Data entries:
-------------------------
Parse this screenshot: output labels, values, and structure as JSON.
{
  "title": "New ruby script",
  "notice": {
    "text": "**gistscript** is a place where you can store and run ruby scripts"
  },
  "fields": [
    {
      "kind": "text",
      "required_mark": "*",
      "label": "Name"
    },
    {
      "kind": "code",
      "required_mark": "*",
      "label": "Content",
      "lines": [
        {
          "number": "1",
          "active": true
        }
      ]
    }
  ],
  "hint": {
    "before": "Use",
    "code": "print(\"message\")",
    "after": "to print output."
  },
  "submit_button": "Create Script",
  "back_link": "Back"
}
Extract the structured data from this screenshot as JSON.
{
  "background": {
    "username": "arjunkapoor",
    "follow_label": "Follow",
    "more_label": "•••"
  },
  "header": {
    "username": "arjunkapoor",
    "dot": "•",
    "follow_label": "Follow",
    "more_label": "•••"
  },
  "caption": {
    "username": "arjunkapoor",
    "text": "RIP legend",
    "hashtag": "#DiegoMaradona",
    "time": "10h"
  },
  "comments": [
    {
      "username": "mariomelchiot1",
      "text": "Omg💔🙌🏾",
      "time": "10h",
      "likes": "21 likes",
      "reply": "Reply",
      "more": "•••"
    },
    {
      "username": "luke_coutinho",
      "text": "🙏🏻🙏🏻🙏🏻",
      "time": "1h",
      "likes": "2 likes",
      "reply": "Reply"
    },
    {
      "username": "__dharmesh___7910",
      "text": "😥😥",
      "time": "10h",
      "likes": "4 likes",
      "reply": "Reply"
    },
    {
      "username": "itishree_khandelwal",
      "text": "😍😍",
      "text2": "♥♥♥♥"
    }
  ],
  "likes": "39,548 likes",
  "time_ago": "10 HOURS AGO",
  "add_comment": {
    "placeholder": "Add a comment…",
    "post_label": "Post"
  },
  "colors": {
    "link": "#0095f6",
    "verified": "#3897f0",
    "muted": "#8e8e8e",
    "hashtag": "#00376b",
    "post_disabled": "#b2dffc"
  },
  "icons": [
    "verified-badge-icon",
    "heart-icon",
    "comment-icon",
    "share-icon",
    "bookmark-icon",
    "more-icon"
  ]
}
-------------------------
◆ Aim
Transcribe every line of the data, exactly as it stands.

◆ Answer to this task
Parse this screenshot: output labels, values, and structure as JSON.
{
  "title": "New ruby script",
  "notice": {
    "text": "**gistscript** is a place where you can store and run ruby scripts"
  },
  "fields": [
    {
      "kind": "text",
      "required_mark": "*",
      "label": "Name"
    },
    {
      "kind": "code",
      "required_mark": "*",
      "label": "Content",
      "lines": [
        {
          "number": "1",
          "active": true
        }
      ]
    }
  ],
  "hint": {
    "before": "Use",
    "code": "print(\"message\")",
    "after": "to print output."
  },
  "submit_button": "Create Script",
  "back_link": "Back"
}
Extract the structured data from this screenshot as JSON.
{
  "background": {
    "username": "arjunkapoor",
    "follow_label": "Follow",
    "more_label": "•••"
  },
  "header": {
    "username": "arjunkapoor",
    "dot": "•",
    "follow_label": "Follow",
    "more_label": "•••"
  },
  "caption": {
    "username": "arjunkapoor",
    "text": "RIP legend",
    "hashtag": "#DiegoMaradona",
    "time": "10h"
  },
  "comments": [
    {
      "username": "mariomelchiot1",
      "text": "Omg💔🙌🏾",
      "time": "10h",
      "likes": "21 likes",
      "reply": "Reply",
      "more": "•••"
    },
    {
      "username": "luke_coutinho",
      "text": "🙏🏻🙏🏻🙏🏻",
      "time": "1h",
      "likes": "2 likes",
      "reply": "Reply"
    },
    {
      "username": "__dharmesh___7910",
      "text": "😥😥",
      "time": "10h",
      "likes": "4 likes",
      "reply": "Reply"
    },
    {
      "username": "itishree_khandelwal",
      "text": "😍😍",
      "text2": "♥♥♥♥"
    }
  ],
  "likes": "39,548 likes",
  "time_ago": "10 HOURS AGO",
  "add_comment": {
    "placeholder": "Add a comment…",
    "post_label": "Post"
  },
  "colors": {
    "link": "#0095f6",
    "verified": "#3897f0",
    "muted": "#8e8e8e",
    "hashtag": "#00376b",
    "post_disabled": "#b2dffc"
  },
  "icons": [
    "verified-badge-icon",
    "heart-icon",
    "comment-icon",
    "share-icon",
    "bookmark-icon",
    "more-icon"
  ]
}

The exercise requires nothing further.